The request: Return all lines from the listing below in which the string "diretrizes" occurs.

- - -

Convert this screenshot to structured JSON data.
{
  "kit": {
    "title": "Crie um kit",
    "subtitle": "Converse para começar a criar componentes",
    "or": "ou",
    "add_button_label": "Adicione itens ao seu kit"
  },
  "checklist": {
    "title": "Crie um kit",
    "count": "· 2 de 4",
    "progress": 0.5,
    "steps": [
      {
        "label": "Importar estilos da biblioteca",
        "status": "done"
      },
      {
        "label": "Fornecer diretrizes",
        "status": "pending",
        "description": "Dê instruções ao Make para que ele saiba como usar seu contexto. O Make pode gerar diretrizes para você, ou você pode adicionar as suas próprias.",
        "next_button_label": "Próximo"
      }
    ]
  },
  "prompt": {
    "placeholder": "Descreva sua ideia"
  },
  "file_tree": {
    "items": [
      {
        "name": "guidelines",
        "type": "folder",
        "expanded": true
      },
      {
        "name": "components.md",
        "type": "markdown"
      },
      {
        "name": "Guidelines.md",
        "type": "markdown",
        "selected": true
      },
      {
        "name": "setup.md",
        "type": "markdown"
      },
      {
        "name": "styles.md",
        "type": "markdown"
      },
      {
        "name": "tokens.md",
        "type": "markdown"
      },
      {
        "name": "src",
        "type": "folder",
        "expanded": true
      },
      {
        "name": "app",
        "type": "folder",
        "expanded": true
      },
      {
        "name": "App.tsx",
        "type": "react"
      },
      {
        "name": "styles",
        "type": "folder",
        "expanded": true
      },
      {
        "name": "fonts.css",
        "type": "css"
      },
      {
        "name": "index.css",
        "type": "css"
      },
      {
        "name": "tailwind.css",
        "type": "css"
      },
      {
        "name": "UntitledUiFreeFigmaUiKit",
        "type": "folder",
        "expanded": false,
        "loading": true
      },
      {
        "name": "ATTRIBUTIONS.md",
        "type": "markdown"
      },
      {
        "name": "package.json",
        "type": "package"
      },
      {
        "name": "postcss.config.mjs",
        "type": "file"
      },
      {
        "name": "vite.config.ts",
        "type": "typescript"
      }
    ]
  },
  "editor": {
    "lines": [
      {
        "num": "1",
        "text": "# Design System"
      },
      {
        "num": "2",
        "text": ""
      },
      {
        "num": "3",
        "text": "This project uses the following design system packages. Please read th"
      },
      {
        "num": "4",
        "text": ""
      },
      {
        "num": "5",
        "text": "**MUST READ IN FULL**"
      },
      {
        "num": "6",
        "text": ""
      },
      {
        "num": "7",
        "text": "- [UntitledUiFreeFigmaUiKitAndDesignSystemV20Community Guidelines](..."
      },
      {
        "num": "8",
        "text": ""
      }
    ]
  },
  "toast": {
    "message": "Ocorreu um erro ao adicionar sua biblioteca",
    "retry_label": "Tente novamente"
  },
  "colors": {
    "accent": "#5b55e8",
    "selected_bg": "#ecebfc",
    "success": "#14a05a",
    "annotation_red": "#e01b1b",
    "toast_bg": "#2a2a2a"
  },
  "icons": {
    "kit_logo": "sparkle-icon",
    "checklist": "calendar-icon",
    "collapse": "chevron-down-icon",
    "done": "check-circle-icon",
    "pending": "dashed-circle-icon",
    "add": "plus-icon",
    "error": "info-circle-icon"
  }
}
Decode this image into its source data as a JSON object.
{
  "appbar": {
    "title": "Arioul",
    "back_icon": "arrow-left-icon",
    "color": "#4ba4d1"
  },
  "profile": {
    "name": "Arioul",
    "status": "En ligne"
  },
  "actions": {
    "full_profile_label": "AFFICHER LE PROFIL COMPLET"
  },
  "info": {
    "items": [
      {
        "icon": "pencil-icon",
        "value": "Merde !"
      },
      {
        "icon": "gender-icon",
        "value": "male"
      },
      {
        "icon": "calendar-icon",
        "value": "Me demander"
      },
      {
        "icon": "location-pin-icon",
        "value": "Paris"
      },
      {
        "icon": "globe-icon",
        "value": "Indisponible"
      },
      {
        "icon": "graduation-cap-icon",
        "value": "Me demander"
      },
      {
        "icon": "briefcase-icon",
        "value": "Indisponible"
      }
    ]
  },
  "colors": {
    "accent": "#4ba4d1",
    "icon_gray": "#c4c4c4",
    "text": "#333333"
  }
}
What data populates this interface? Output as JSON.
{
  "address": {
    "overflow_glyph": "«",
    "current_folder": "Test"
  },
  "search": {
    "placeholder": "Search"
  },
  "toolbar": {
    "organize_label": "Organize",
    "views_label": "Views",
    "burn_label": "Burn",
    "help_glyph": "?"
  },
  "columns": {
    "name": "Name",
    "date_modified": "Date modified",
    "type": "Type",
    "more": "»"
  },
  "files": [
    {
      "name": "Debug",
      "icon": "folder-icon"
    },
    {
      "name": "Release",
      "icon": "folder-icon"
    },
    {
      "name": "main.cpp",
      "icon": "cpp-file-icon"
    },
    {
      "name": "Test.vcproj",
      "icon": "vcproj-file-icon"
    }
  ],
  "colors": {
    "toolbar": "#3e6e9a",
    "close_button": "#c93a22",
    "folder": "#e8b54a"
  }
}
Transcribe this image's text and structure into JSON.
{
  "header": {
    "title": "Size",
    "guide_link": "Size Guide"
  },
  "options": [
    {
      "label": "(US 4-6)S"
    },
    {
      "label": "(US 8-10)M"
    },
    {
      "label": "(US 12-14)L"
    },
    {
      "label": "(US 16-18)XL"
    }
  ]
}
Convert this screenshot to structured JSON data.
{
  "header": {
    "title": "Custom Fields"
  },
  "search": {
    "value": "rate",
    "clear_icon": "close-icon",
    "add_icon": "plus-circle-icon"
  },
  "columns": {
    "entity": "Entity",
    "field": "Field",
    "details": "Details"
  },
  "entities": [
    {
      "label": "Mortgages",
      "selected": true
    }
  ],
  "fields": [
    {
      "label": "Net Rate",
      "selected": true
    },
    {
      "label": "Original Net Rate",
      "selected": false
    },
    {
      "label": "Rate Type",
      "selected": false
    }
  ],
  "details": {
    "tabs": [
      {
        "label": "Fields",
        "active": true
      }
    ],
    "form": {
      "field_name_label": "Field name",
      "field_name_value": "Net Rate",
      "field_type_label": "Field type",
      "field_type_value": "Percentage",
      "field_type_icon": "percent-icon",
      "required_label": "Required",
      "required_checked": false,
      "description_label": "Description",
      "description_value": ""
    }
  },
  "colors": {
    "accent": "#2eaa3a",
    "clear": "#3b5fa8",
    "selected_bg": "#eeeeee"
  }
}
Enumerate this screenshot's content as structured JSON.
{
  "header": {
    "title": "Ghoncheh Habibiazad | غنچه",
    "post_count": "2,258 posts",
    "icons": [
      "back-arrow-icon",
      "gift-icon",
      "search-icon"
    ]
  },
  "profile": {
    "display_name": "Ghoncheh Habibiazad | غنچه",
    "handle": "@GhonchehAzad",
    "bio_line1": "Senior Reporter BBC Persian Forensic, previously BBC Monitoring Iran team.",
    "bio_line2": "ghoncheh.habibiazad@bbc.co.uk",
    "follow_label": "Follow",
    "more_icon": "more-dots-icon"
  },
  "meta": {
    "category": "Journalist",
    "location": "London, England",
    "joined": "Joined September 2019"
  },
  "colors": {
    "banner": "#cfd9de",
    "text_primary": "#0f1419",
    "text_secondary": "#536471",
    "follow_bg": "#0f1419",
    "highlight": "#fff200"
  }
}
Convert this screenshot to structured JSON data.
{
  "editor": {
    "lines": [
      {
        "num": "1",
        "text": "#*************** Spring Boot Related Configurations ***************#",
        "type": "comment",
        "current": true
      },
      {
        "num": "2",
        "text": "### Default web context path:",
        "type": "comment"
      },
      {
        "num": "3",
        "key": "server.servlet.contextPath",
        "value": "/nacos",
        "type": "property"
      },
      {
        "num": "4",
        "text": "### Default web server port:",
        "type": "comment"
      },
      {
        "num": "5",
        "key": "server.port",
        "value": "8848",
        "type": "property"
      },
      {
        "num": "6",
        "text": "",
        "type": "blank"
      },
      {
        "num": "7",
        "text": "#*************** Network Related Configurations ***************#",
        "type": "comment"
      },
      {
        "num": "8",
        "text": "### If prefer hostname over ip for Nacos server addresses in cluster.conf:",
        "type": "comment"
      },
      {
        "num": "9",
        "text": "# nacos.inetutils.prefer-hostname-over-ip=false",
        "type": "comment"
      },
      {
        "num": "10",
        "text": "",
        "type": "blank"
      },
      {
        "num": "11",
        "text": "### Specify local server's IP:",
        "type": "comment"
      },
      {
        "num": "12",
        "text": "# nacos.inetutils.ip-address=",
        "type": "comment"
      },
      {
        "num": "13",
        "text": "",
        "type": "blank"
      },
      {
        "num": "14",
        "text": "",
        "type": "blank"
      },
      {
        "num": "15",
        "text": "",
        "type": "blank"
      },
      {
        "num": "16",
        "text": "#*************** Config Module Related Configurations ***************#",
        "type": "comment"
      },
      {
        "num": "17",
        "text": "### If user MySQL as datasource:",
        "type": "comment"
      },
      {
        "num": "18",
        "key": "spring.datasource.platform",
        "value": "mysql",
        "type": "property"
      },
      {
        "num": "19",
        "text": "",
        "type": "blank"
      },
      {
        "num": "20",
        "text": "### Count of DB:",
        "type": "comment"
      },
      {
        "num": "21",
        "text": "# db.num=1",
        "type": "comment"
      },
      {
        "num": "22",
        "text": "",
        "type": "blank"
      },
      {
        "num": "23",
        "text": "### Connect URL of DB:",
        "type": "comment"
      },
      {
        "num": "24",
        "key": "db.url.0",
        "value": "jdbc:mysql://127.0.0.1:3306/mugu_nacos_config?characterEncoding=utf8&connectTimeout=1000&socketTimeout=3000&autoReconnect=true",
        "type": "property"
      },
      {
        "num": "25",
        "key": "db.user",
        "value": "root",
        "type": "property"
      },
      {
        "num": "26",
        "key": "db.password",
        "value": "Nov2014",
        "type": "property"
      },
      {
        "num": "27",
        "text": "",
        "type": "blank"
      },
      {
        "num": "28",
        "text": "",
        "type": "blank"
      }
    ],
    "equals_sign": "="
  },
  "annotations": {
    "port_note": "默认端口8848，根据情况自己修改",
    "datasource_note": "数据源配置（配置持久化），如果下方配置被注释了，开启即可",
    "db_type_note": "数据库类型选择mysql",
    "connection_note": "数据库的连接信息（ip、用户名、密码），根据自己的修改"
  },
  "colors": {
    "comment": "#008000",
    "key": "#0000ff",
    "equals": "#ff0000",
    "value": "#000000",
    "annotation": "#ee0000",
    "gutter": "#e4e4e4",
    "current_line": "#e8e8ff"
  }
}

- - -

Result of this task:
        "label": "Fornecer diretrizes",
        "description": "Dê instruções ao Make para que ele saiba como usar seu contexto. O Make pode gerar diretrizes para você, ou você pode adicionar as suas próprias.",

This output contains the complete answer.